**Problem description:** Give the number of lines that hold the string "this". Nothing else is needed.

Structured figure records:
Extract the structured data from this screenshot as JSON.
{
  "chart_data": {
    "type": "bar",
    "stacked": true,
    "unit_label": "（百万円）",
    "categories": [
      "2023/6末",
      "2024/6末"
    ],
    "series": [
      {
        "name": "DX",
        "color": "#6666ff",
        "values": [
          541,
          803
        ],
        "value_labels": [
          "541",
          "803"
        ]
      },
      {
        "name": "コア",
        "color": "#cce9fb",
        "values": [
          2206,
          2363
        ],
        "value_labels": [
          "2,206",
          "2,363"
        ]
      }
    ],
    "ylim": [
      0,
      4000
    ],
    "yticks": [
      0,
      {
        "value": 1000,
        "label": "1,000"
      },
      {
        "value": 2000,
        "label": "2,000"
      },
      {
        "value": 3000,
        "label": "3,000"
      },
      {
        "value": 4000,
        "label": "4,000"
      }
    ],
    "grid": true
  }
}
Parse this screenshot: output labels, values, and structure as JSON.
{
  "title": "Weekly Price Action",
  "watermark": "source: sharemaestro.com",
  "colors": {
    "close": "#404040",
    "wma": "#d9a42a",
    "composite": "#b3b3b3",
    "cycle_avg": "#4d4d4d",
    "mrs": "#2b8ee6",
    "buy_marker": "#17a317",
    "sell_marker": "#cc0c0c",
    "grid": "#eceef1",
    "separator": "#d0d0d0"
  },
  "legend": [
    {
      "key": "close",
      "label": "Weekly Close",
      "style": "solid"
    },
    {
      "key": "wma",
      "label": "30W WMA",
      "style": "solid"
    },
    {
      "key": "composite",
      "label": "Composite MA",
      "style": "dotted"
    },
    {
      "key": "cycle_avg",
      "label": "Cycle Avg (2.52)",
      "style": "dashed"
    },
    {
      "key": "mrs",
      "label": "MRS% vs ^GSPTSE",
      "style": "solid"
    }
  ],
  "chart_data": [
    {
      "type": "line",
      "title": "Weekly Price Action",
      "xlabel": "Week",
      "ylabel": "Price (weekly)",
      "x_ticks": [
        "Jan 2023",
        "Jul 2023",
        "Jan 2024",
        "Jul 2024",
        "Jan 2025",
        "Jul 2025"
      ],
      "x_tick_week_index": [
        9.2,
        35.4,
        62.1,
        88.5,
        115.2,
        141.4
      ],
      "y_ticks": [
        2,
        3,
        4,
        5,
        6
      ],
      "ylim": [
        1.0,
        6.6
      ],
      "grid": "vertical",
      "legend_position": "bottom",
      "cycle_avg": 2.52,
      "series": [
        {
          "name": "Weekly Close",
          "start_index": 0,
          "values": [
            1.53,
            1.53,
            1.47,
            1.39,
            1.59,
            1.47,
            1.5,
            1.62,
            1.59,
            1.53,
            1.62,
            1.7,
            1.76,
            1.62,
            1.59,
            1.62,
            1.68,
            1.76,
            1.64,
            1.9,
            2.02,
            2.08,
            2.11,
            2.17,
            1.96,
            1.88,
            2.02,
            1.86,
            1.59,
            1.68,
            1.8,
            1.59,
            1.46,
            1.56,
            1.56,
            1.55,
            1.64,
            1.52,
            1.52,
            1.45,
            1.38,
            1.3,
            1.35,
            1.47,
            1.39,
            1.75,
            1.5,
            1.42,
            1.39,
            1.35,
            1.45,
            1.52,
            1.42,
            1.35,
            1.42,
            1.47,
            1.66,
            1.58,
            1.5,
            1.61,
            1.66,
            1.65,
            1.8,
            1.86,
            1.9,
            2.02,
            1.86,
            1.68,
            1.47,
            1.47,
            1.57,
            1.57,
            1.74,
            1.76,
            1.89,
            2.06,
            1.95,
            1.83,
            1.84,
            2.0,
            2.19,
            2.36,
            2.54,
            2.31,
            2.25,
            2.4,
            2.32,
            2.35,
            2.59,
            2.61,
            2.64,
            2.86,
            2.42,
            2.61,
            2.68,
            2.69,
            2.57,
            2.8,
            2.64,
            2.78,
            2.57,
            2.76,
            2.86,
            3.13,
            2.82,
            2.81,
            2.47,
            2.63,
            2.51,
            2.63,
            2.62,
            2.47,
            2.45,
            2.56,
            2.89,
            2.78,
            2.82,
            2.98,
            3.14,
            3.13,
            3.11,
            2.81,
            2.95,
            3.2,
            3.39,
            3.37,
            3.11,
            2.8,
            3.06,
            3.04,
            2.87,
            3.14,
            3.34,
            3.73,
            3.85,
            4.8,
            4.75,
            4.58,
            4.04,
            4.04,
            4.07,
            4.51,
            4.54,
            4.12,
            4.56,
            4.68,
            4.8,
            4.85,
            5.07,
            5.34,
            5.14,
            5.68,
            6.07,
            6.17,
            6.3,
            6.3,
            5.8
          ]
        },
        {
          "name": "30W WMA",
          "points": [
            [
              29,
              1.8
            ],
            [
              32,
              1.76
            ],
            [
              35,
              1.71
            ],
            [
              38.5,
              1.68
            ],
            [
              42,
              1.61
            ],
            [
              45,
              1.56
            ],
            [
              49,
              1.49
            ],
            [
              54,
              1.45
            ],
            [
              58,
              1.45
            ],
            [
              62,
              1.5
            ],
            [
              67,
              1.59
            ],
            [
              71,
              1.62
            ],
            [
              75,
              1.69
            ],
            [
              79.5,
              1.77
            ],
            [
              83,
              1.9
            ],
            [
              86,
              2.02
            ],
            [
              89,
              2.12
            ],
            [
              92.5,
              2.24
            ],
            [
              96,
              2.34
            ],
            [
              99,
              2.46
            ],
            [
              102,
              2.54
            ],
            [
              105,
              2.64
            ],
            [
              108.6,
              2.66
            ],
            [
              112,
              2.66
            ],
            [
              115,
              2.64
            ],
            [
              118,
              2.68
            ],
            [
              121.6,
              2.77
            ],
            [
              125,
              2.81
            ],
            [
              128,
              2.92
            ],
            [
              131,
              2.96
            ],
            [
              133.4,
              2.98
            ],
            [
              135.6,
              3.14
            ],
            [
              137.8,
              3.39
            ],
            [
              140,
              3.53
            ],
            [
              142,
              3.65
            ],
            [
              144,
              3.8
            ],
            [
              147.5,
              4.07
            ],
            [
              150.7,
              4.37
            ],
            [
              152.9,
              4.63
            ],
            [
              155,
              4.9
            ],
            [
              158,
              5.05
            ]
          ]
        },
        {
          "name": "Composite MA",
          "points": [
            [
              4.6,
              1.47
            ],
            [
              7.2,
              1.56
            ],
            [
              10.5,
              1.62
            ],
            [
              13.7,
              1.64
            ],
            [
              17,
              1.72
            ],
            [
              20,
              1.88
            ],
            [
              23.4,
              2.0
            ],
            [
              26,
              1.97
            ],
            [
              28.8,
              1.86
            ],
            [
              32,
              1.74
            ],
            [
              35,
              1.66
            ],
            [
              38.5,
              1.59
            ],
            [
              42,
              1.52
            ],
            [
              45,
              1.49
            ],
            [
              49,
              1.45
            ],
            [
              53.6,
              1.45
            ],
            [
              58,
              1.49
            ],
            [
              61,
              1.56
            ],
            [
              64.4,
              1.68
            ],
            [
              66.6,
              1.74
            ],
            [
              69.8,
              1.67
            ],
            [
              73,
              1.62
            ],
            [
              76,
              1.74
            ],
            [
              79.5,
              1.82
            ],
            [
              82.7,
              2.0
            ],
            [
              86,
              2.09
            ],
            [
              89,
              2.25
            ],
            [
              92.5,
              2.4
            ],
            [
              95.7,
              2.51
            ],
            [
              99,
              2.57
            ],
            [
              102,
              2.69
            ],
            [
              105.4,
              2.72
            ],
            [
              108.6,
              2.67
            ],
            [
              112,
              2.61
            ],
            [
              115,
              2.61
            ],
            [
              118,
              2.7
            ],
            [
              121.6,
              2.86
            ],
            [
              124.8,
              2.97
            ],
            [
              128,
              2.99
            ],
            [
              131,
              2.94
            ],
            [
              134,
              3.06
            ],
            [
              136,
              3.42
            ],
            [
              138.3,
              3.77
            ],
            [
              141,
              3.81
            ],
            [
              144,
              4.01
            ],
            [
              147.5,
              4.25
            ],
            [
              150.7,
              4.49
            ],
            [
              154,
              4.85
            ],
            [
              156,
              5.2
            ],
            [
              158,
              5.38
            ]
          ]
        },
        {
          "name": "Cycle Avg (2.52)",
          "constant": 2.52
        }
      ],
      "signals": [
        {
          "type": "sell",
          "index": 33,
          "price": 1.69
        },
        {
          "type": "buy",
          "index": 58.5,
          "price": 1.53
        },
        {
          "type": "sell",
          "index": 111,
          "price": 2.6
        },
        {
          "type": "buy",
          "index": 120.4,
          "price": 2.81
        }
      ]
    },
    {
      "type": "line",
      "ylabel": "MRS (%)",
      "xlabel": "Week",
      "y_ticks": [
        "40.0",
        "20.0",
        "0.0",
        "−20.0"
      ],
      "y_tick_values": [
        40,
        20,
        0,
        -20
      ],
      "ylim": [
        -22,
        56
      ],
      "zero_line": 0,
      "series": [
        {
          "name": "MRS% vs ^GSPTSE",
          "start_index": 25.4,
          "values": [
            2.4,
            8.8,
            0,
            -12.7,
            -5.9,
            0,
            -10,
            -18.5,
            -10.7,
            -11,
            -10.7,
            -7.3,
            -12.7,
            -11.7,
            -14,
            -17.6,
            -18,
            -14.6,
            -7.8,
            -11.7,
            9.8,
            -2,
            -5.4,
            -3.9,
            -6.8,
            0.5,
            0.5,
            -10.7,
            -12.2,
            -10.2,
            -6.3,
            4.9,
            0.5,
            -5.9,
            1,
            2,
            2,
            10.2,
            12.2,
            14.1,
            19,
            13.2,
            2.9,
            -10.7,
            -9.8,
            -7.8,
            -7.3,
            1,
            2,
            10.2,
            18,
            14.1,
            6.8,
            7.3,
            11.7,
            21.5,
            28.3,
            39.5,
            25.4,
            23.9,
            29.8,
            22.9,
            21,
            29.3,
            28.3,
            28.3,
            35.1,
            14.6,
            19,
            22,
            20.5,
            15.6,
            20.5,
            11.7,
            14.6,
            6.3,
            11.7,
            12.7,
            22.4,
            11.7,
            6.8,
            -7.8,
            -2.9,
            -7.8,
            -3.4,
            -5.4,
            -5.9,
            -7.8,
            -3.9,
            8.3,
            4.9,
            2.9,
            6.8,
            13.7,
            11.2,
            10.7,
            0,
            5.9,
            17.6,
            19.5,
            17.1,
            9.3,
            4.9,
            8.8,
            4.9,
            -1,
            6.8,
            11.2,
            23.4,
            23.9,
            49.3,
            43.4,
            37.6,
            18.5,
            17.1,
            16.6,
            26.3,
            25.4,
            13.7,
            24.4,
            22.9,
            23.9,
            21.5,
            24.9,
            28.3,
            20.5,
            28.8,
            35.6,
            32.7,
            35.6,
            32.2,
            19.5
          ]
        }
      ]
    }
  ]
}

**The output:** 2